→ EXERCISE PROMPT:
Restate the data exactly as given and keep the pictures out.

→ EXTRACTED MATERIAL:
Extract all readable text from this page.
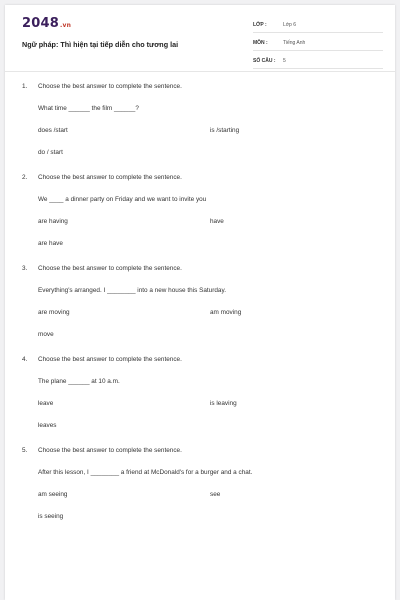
2048.vn
Ngữ pháp: Thì hiện tại tiếp diễn cho tương lai
LỚP :	Lớp 6
MÔN :	Tiếng Anh
SỐ CÂU :	5
1. Choose the best answer to complete the sentence.
What time ______ the film ______?
does /start	is /starting
do / start
2. Choose the best answer to complete the sentence.
We ____ a dinner party on Friday and we want to invite you
are having	have
are have
3. Choose the best answer to complete the sentence.
Everything's arranged. I ________ into a new house this Saturday.
are moving	am moving
move
4. Choose the best answer to complete the sentence.
The plane ______ at 10 a.m.
leave	is leaving
leaves
5. Choose the best answer to complete the sentence.
After this lesson, I ________ a friend at McDonald's for a burger and a chat.
am seeing	see
is seeing
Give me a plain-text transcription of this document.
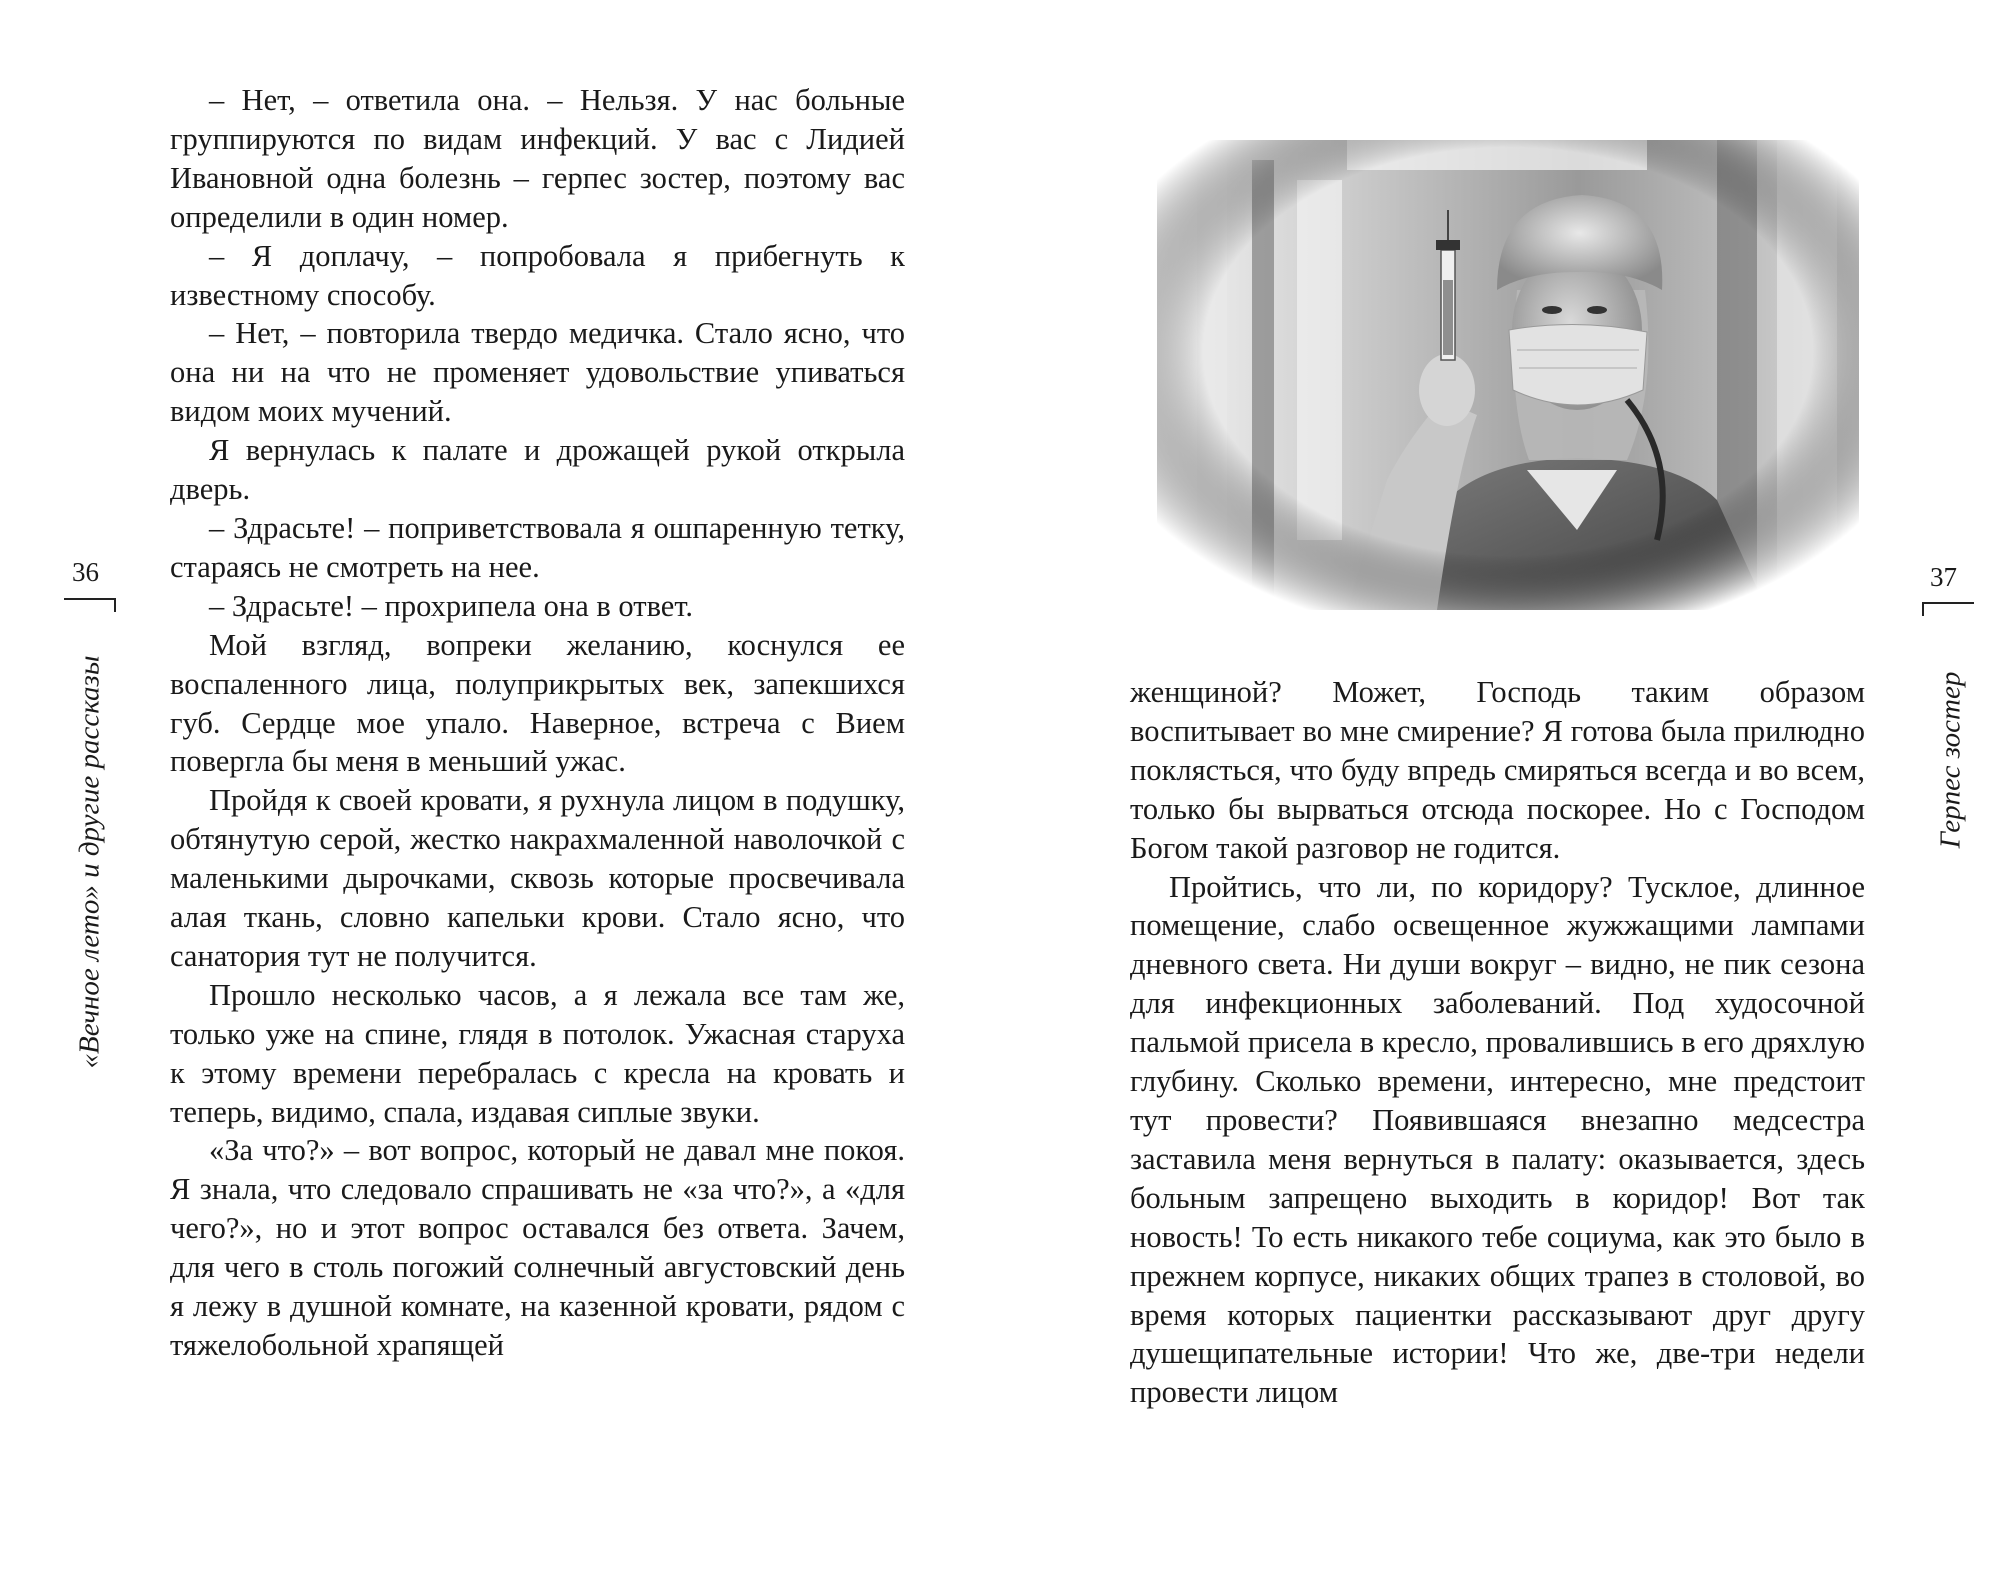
36
«Вечное лето» и другие рассказы

– Нет, – ответила она. – Нельзя. У нас больные группируются по видам инфекций. У вас с Лидией Ивановной одна болезнь – герпес зостер, поэтому вас определили в один номер.

– Я доплачу, – попробовала я прибегнуть к известному способу.

– Нет, – повторила твердо медичка. Стало ясно, что она ни на что не променяет удовольствие упиваться видом моих мучений.

Я вернулась к палате и дрожащей рукой открыла дверь.

– Здрасьте! – поприветствовала я ошпаренную тетку, стараясь не смотреть на нее.

– Здрасьте! – прохрипела она в ответ.

Мой взгляд, вопреки желанию, коснулся ее воспаленного лица, полуприкрытых век, запекшихся губ. Сердце мое упало. Наверное, встреча с Вием повергла бы меня в меньший ужас.

Пройдя к своей кровати, я рухнула лицом в подушку, обтянутую серой, жестко накрахмаленной наволочкой с маленькими дырочками, сквозь которые просвечивала алая ткань, словно капельки крови. Стало ясно, что санатория тут не получится.

Прошло несколько часов, а я лежала все там же, только уже на спине, глядя в потолок. Ужасная старуха к этому времени перебралась с кресла на кровать и теперь, видимо, спала, издавая сиплые звуки.

«За что?» – вот вопрос, который не давал мне покоя. Я знала, что следовало спрашивать не «за что?», а «для чего?», но и этот вопрос оставался без ответа. Зачем, для чего в столь погожий солнечный августовский день я лежу в душной комнате, на казенной кровати, рядом с тяжелобольной храпящей

37
Герпес зостер

женщиной? Может, Господь таким образом воспитывает во мне смирение? Я готова была прилюдно поклясться, что буду впредь смиряться всегда и во всем, только бы вырваться отсюда поскорее. Но с Господом Богом такой разговор не годится.

Пройтись, что ли, по коридору? Тусклое, длинное помещение, слабо освещенное жужжащими лампами дневного света. Ни души вокруг – видно, не пик сезона для инфекционных заболеваний. Под худосочной пальмой присела в кресло, провалившись в его дряхлую глубину. Сколько времени, интересно, мне предстоит тут провести? Появившаяся внезапно медсестра заставила меня вернуться в палату: оказывается, здесь больным запрещено выходить в коридор! Вот так новость! То есть никакого тебе социума, как это было в прежнем корпусе, никаких общих трапез в столовой, во время которых пациентки рассказывают друг другу душещипательные истории! Что же, две-три недели провести лицом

→ TASK ANSWER:
Extract all readable text from this page.
2048.vn
Ngữ pháp: Thì hiện tại tiếp diễn cho tương lai
LỚP :	Lớp 6
MÔN :	Tiếng Anh
SỐ CÂU :	5
1. Choose the best answer to complete the sentence.
What time ______ the film ______?
does /start	is /starting
do / start
2. Choose the best answer to complete the sentence.
We ____ a dinner party on Friday and we want to invite you
are having	have
are have
3. Choose the best answer to complete the sentence.
Everything's arranged. I ________ into a new house this Saturday.
are moving	am moving
move
4. Choose the best answer to complete the sentence.
The plane ______ at 10 a.m.
leave	is leaving
leaves
5. Choose the best answer to complete the sentence.
After this lesson, I ________ a friend at McDonald's for a burger and a chat.
am seeing	see
is seeing
Give me a plain-text transcription of this document.
36
«Вечное лето» и другие рассказы

– Нет, – ответила она. – Нельзя. У нас больные группируются по видам инфекций. У вас с Лидией Ивановной одна болезнь – герпес зостер, поэтому вас определили в один номер.

– Я доплачу, – попробовала я прибегнуть к известному способу.

– Нет, – повторила твердо медичка. Стало ясно, что она ни на что не променяет удовольствие упиваться видом моих мучений.

Я вернулась к палате и дрожащей рукой открыла дверь.

– Здрасьте! – поприветствовала я ошпаренную тетку, стараясь не смотреть на нее.

– Здрасьте! – прохрипела она в ответ.

Мой взгляд, вопреки желанию, коснулся ее воспаленного лица, полуприкрытых век, запекшихся губ. Сердце мое упало. Наверное, встреча с Вием повергла бы меня в меньший ужас.

Пройдя к своей кровати, я рухнула лицом в подушку, обтянутую серой, жестко накрахмаленной наволочкой с маленькими дырочками, сквозь которые просвечивала алая ткань, словно капельки крови. Стало ясно, что санатория тут не получится.

Прошло несколько часов, а я лежала все там же, только уже на спине, глядя в потолок. Ужасная старуха к этому времени перебралась с кресла на кровать и теперь, видимо, спала, издавая сиплые звуки.

«За что?» – вот вопрос, который не давал мне покоя. Я знала, что следовало спрашивать не «за что?», а «для чего?», но и этот вопрос оставался без ответа. Зачем, для чего в столь погожий солнечный августовский день я лежу в душной комнате, на казенной кровати, рядом с тяжелобольной храпящей

37
Герпес зостер

женщиной? Может, Господь таким образом воспитывает во мне смирение? Я готова была прилюдно поклясться, что буду впредь смиряться всегда и во всем, только бы вырваться отсюда поскорее. Но с Господом Богом такой разговор не годится.

Пройтись, что ли, по коридору? Тусклое, длинное помещение, слабо освещенное жужжащими лампами дневного света. Ни души вокруг – видно, не пик сезона для инфекционных заболеваний. Под худосочной пальмой присела в кресло, провалившись в его дряхлую глубину. Сколько времени, интересно, мне предстоит тут провести? Появившаяся внезапно медсестра заставила меня вернуться в палату: оказывается, здесь больным запрещено выходить в коридор! Вот так новость! То есть никакого тебе социума, как это было в прежнем корпусе, никаких общих трапез в столовой, во время которых пациентки рассказывают друг другу душещипательные истории! Что же, две-три недели провести лицом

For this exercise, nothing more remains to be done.